***** The records

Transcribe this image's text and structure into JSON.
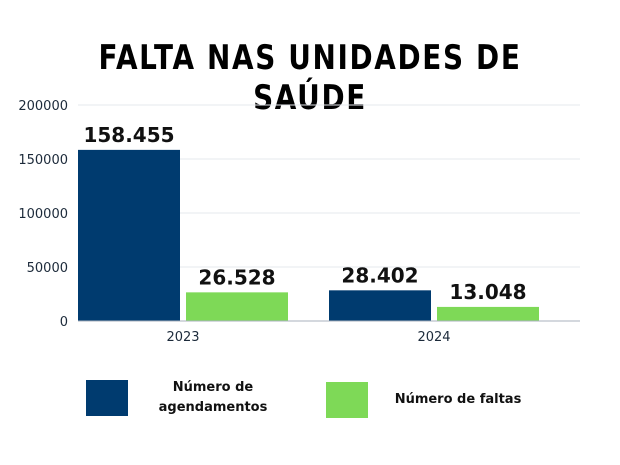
{
  "colors": {
    "agendamentos": "#003b6f",
    "faltas": "#7ed957",
    "grid": "#e6e9ee",
    "axis": "#aab2bd"
  },
  "chart_data": {
    "type": "bar",
    "title": "FALTA NAS UNIDADES DE SAÚDE",
    "categories": [
      "2023",
      "2024"
    ],
    "series": [
      {
        "name": "Número de agendamentos",
        "values": [
          158455,
          28402
        ],
        "data_labels": [
          "158.455",
          "28.402"
        ]
      },
      {
        "name": "Número de faltas",
        "values": [
          26528,
          13048
        ],
        "data_labels": [
          "26.528",
          "13.048"
        ]
      }
    ],
    "ylim": [
      0,
      200000
    ],
    "yticks": [
      "0",
      "50000",
      "100000",
      "150000",
      "200000"
    ],
    "grid": true,
    "legend": "bottom"
  }
}
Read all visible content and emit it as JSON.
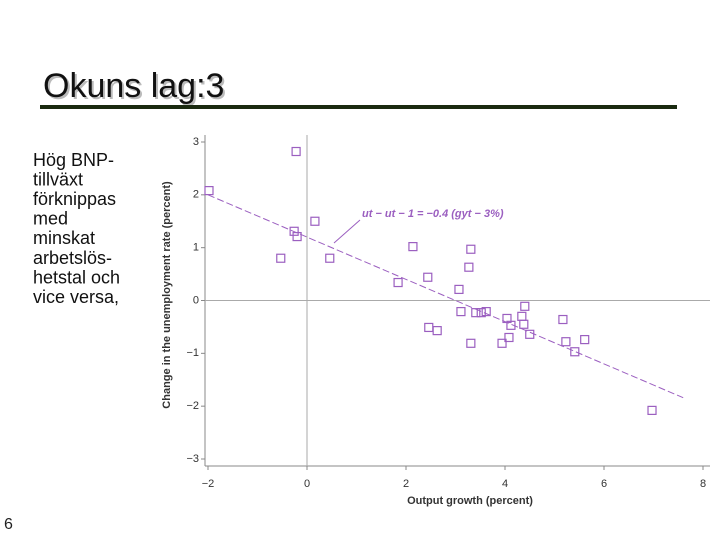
{
  "slide": {
    "title": "Okuns lag:3",
    "body": [
      "Hög BNP-",
      "tillväxt",
      "förknippas",
      "med",
      "minskat",
      "arbetslös-",
      "hetstal och",
      "vice versa,"
    ],
    "page_number": "6"
  },
  "chart_data": {
    "type": "scatter",
    "x_label": "Output growth (percent)",
    "y_label": "Change in the unemployment rate (percent)",
    "annotation": "ut − ut − 1 = −0.4 (gyt − 3%)",
    "color": "#9b5fc0",
    "xlim": [
      -2,
      8
    ],
    "xticks": [
      {
        "value": -2,
        "label": "−2"
      },
      0,
      2,
      4,
      6,
      8
    ],
    "ylim": [
      -3,
      3
    ],
    "yticks": [
      {
        "value": -3,
        "label": "−3"
      },
      {
        "value": -2,
        "label": "−2"
      },
      {
        "value": -1,
        "label": "−1"
      },
      0,
      1,
      2,
      3
    ],
    "x": [
      -1.98,
      -0.22,
      -0.26,
      -0.2,
      0.16,
      -0.53,
      0.46,
      2.14,
      3.31,
      3.27,
      2.44,
      1.84,
      3.07,
      4.4,
      3.11,
      3.41,
      3.52,
      3.62,
      4.04,
      4.34,
      5.17,
      2.46,
      2.63,
      4.12,
      4.38,
      4.5,
      4.08,
      3.31,
      3.94,
      5.23,
      5.61,
      5.41,
      6.97
    ],
    "values": [
      2.08,
      2.82,
      1.31,
      1.21,
      1.5,
      0.8,
      0.8,
      1.02,
      0.97,
      0.63,
      0.44,
      0.34,
      0.21,
      -0.11,
      -0.21,
      -0.23,
      -0.23,
      -0.21,
      -0.34,
      -0.3,
      -0.36,
      -0.51,
      -0.57,
      -0.47,
      -0.45,
      -0.64,
      -0.7,
      -0.81,
      -0.81,
      -0.78,
      -0.74,
      -0.97,
      -2.08
    ],
    "fit_line": {
      "x": [
        -2,
        7.6
      ],
      "values": [
        2,
        -1.84
      ]
    }
  }
}
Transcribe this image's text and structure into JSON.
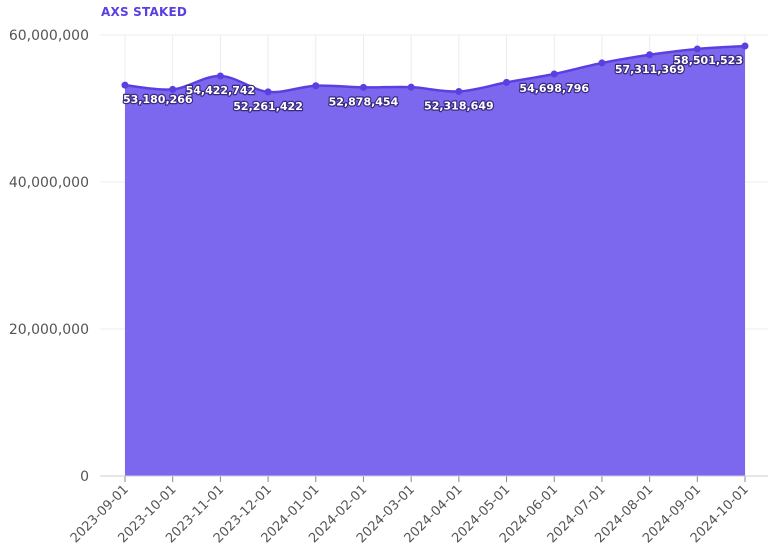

**********

Task statement - Every line above should be repeated exactly; pictures stay out of the copy.

The reply -
Transcribe this image's text and structure into JSON.
{
  "colors": {
    "agendamentos": "#003b6f",
    "faltas": "#7ed957",
    "grid": "#e6e9ee",
    "axis": "#aab2bd"
  },
  "chart_data": {
    "type": "bar",
    "title": "FALTA NAS UNIDADES DE SAÚDE",
    "categories": [
      "2023",
      "2024"
    ],
    "series": [
      {
        "name": "Número de agendamentos",
        "values": [
          158455,
          28402
        ],
        "data_labels": [
          "158.455",
          "28.402"
        ]
      },
      {
        "name": "Número de faltas",
        "values": [
          26528,
          13048
        ],
        "data_labels": [
          "26.528",
          "13.048"
        ]
      }
    ],
    "ylim": [
      0,
      200000
    ],
    "yticks": [
      "0",
      "50000",
      "100000",
      "150000",
      "200000"
    ],
    "grid": true,
    "legend": "bottom"
  }
}
Read all visible content and emit it as JSON.
{
  "slide": {
    "title": "Okuns lag:3",
    "body": [
      "Hög BNP-",
      "tillväxt",
      "förknippas",
      "med",
      "minskat",
      "arbetslös-",
      "hetstal och",
      "vice versa,"
    ],
    "page_number": "6"
  },
  "chart_data": {
    "type": "scatter",
    "x_label": "Output growth (percent)",
    "y_label": "Change in the unemployment rate (percent)",
    "annotation": "ut − ut − 1 = −0.4 (gyt − 3%)",
    "color": "#9b5fc0",
    "xlim": [
      -2,
      8
    ],
    "xticks": [
      {
        "value": -2,
        "label": "−2"
      },
      0,
      2,
      4,
      6,
      8
    ],
    "ylim": [
      -3,
      3
    ],
    "yticks": [
      {
        "value": -3,
        "label": "−3"
      },
      {
        "value": -2,
        "label": "−2"
      },
      {
        "value": -1,
        "label": "−1"
      },
      0,
      1,
      2,
      3
    ],
    "x": [
      -1.98,
      -0.22,
      -0.26,
      -0.2,
      0.16,
      -0.53,
      0.46,
      2.14,
      3.31,
      3.27,
      2.44,
      1.84,
      3.07,
      4.4,
      3.11,
      3.41,
      3.52,
      3.62,
      4.04,
      4.34,
      5.17,
      2.46,
      2.63,
      4.12,
      4.38,
      4.5,
      4.08,
      3.31,
      3.94,
      5.23,
      5.61,
      5.41,
      6.97
    ],
    "values": [
      2.08,
      2.82,
      1.31,
      1.21,
      1.5,
      0.8,
      0.8,
      1.02,
      0.97,
      0.63,
      0.44,
      0.34,
      0.21,
      -0.11,
      -0.21,
      -0.23,
      -0.23,
      -0.21,
      -0.34,
      -0.3,
      -0.36,
      -0.51,
      -0.57,
      -0.47,
      -0.45,
      -0.64,
      -0.7,
      -0.81,
      -0.81,
      -0.78,
      -0.74,
      -0.97,
      -2.08
    ],
    "fit_line": {
      "x": [
        -2,
        7.6
      ],
      "values": [
        2,
        -1.84
      ]
    }
  }
}
Transcribe this image's text and structure into JSON.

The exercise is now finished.